Stated exercise —
Reproduce all records exactly.

[Data records]

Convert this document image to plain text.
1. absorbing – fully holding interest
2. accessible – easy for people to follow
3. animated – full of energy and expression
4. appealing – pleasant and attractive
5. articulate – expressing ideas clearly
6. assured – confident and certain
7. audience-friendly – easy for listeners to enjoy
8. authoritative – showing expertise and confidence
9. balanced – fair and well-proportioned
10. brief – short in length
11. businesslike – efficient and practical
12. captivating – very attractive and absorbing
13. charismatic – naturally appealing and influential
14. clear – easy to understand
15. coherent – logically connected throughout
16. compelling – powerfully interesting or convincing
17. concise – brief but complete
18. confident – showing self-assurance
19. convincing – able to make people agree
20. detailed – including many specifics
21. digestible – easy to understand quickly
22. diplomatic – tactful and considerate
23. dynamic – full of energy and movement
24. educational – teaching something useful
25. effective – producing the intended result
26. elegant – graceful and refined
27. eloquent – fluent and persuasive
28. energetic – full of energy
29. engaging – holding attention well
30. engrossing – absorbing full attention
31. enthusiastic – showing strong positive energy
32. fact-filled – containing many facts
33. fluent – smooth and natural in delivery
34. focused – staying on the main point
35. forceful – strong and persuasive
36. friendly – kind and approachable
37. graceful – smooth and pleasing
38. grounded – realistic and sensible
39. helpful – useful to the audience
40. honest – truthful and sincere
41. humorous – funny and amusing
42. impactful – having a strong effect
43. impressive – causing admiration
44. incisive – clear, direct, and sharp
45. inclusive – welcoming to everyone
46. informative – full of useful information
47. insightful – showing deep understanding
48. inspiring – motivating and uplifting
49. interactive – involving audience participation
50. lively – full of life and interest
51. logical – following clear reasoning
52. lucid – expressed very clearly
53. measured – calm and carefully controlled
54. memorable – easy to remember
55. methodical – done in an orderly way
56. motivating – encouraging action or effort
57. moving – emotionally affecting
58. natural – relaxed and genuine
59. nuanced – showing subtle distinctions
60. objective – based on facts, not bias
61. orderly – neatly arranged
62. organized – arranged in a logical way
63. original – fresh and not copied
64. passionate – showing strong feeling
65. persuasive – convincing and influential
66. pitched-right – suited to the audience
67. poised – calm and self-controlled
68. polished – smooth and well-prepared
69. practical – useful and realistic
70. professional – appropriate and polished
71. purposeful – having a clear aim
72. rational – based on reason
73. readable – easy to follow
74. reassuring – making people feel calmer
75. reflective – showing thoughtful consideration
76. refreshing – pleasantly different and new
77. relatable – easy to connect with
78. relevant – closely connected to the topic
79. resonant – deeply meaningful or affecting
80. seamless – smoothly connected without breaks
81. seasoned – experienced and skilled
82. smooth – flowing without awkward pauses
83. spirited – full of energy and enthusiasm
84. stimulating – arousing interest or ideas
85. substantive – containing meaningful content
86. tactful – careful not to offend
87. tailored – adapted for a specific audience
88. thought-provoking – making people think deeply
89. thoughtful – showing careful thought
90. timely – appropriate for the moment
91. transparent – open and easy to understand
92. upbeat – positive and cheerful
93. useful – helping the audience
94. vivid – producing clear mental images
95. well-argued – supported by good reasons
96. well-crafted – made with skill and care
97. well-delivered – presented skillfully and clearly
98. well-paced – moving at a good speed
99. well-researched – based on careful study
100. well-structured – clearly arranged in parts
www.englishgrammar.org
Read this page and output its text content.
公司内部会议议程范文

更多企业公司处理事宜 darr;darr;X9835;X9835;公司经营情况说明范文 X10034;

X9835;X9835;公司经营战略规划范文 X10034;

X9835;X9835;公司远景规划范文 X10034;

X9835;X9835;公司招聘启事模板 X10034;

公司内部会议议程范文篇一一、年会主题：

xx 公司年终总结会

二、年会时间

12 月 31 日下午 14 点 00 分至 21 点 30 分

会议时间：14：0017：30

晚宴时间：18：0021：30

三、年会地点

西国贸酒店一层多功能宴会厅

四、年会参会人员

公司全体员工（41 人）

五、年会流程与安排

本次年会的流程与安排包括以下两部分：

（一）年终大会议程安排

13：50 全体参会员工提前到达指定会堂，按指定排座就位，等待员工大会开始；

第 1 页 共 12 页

Output —
Convert this document image to plain text.
1. absorbing – fully holding interest
2. accessible – easy for people to follow
3. animated – full of energy and expression
4. appealing – pleasant and attractive
5. articulate – expressing ideas clearly
6. assured – confident and certain
7. audience-friendly – easy for listeners to enjoy
8. authoritative – showing expertise and confidence
9. balanced – fair and well-proportioned
10. brief – short in length
11. businesslike – efficient and practical
12. captivating – very attractive and absorbing
13. charismatic – naturally appealing and influential
14. clear – easy to understand
15. coherent – logically connected throughout
16. compelling – powerfully interesting or convincing
17. concise – brief but complete
18. confident – showing self-assurance
19. convincing – able to make people agree
20. detailed – including many specifics
21. digestible – easy to understand quickly
22. diplomatic – tactful and considerate
23. dynamic – full of energy and movement
24. educational – teaching something useful
25. effective – producing the intended result
26. elegant – graceful and refined
27. eloquent – fluent and persuasive
28. energetic – full of energy
29. engaging – holding attention well
30. engrossing – absorbing full attention
31. enthusiastic – showing strong positive energy
32. fact-filled – containing many facts
33. fluent – smooth and natural in delivery
34. focused – staying on the main point
35. forceful – strong and persuasive
36. friendly – kind and approachable
37. graceful – smooth and pleasing
38. grounded – realistic and sensible
39. helpful – useful to the audience
40. honest – truthful and sincere
41. humorous – funny and amusing
42. impactful – having a strong effect
43. impressive – causing admiration
44. incisive – clear, direct, and sharp
45. inclusive – welcoming to everyone
46. informative – full of useful information
47. insightful – showing deep understanding
48. inspiring – motivating and uplifting
49. interactive – involving audience participation
50. lively – full of life and interest
51. logical – following clear reasoning
52. lucid – expressed very clearly
53. measured – calm and carefully controlled
54. memorable – easy to remember
55. methodical – done in an orderly way
56. motivating – encouraging action or effort
57. moving – emotionally affecting
58. natural – relaxed and genuine
59. nuanced – showing subtle distinctions
60. objective – based on facts, not bias
61. orderly – neatly arranged
62. organized – arranged in a logical way
63. original – fresh and not copied
64. passionate – showing strong feeling
65. persuasive – convincing and influential
66. pitched-right – suited to the audience
67. poised – calm and self-controlled
68. polished – smooth and well-prepared
69. practical – useful and realistic
70. professional – appropriate and polished
71. purposeful – having a clear aim
72. rational – based on reason
73. readable – easy to follow
74. reassuring – making people feel calmer
75. reflective – showing thoughtful consideration
76. refreshing – pleasantly different and new
77. relatable – easy to connect with
78. relevant – closely connected to the topic
79. resonant – deeply meaningful or affecting
80. seamless – smoothly connected without breaks
81. seasoned – experienced and skilled
82. smooth – flowing without awkward pauses
83. spirited – full of energy and enthusiasm
84. stimulating – arousing interest or ideas
85. substantive – containing meaningful content
86. tactful – careful not to offend
87. tailored – adapted for a specific audience
88. thought-provoking – making people think deeply
89. thoughtful – showing careful thought
90. timely – appropriate for the moment
91. transparent – open and easy to understand
92. upbeat – positive and cheerful
93. useful – helping the audience
94. vivid – producing clear mental images
95. well-argued – supported by good reasons
96. well-crafted – made with skill and care
97. well-delivered – presented skillfully and clearly
98. well-paced – moving at a good speed
99. well-researched – based on careful study
100. well-structured – clearly arranged in parts
www.englishgrammar.org
Read this page and output its text content.
公司内部会议议程范文

更多企业公司处理事宜 darr;darr;X9835;X9835;公司经营情况说明范文 X10034;

X9835;X9835;公司经营战略规划范文 X10034;

X9835;X9835;公司远景规划范文 X10034;

X9835;X9835;公司招聘启事模板 X10034;

公司内部会议议程范文篇一一、年会主题：

xx 公司年终总结会

二、年会时间

12 月 31 日下午 14 点 00 分至 21 点 30 分

会议时间：14：0017：30

晚宴时间：18：0021：30

三、年会地点

西国贸酒店一层多功能宴会厅

四、年会参会人员

公司全体员工（41 人）

五、年会流程与安排

本次年会的流程与安排包括以下两部分：

（一）年终大会议程安排

13：50 全体参会员工提前到达指定会堂，按指定排座就位，等待员工大会开始；

第 1 页 共 12 页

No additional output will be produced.